● EXERCISE OBJECTIVE:
Every line below should be copied exactly; drop the pictures.
□ □ □ □ □ □ □
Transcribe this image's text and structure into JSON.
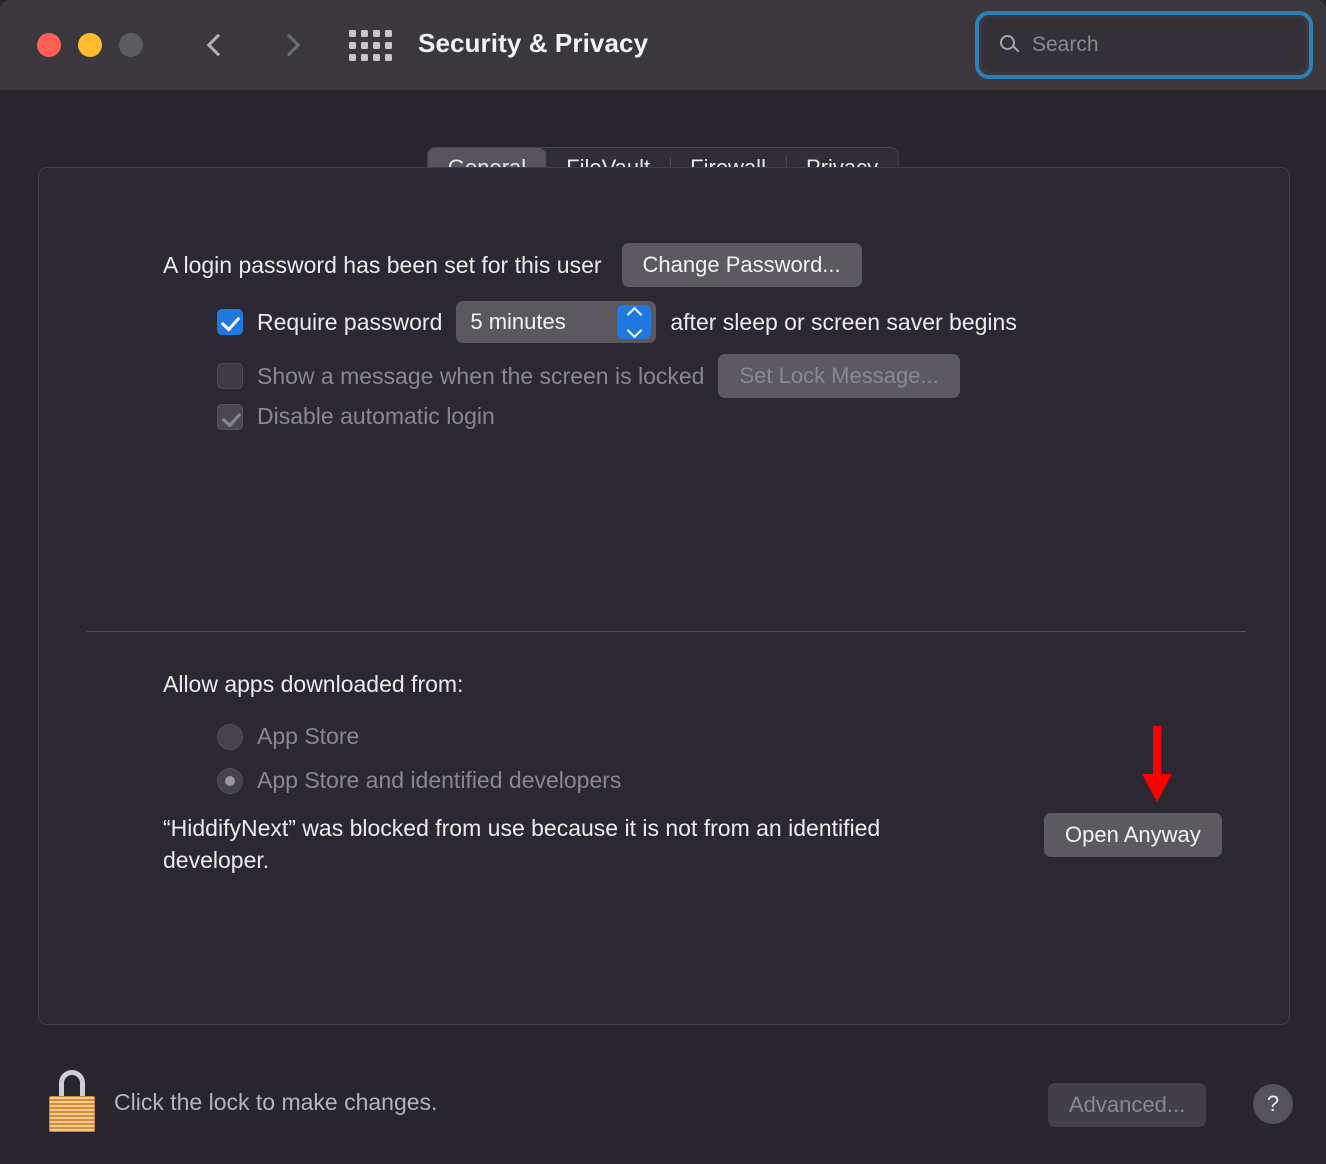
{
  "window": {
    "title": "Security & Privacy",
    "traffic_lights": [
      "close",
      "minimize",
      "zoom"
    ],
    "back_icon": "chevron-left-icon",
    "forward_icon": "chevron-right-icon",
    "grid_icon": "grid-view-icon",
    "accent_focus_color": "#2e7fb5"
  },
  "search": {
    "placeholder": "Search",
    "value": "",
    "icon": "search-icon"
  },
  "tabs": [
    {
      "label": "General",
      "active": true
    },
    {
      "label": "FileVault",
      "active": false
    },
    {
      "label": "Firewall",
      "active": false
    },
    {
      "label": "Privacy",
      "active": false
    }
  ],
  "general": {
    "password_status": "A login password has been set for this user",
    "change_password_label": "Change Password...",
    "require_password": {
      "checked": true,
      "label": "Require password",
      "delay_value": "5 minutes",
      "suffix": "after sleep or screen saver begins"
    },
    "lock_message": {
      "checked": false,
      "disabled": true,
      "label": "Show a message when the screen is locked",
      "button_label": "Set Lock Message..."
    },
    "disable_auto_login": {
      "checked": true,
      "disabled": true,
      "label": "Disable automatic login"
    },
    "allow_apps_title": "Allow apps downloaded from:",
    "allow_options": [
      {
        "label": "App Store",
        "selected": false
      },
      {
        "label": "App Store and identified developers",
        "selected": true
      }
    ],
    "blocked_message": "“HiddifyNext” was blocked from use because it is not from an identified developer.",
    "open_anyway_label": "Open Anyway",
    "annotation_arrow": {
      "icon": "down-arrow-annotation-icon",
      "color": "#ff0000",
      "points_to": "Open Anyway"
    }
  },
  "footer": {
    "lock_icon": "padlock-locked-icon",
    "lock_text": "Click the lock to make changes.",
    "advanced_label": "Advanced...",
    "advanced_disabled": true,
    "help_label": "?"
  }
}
□ □ □ □ □ □ □
● OUTPUT FOR THIS EXERCISE:
Transcribe this image's text and structure into JSON.
{
  "window": {
    "title": "Security & Privacy",
    "traffic_lights": [
      "close",
      "minimize",
      "zoom"
    ],
    "back_icon": "chevron-left-icon",
    "forward_icon": "chevron-right-icon",
    "grid_icon": "grid-view-icon",
    "accent_focus_color": "#2e7fb5"
  },
  "search": {
    "placeholder": "Search",
    "value": "",
    "icon": "search-icon"
  },
  "tabs": [
    {
      "label": "General",
      "active": true
    },
    {
      "label": "FileVault",
      "active": false
    },
    {
      "label": "Firewall",
      "active": false
    },
    {
      "label": "Privacy",
      "active": false
    }
  ],
  "general": {
    "password_status": "A login password has been set for this user",
    "change_password_label": "Change Password...",
    "require_password": {
      "checked": true,
      "label": "Require password",
      "delay_value": "5 minutes",
      "suffix": "after sleep or screen saver begins"
    },
    "lock_message": {
      "checked": false,
      "disabled": true,
      "label": "Show a message when the screen is locked",
      "button_label": "Set Lock Message..."
    },
    "disable_auto_login": {
      "checked": true,
      "disabled": true,
      "label": "Disable automatic login"
    },
    "allow_apps_title": "Allow apps downloaded from:",
    "allow_options": [
      {
        "label": "App Store",
        "selected": false
      },
      {
        "label": "App Store and identified developers",
        "selected": true
      }
    ],
    "blocked_message": "“HiddifyNext” was blocked from use because it is not from an identified developer.",
    "open_anyway_label": "Open Anyway",
    "annotation_arrow": {
      "icon": "down-arrow-annotation-icon",
      "color": "#ff0000",
      "points_to": "Open Anyway"
    }
  },
  "footer": {
    "lock_icon": "padlock-locked-icon",
    "lock_text": "Click the lock to make changes.",
    "advanced_label": "Advanced...",
    "advanced_disabled": true,
    "help_label": "?"
  }
}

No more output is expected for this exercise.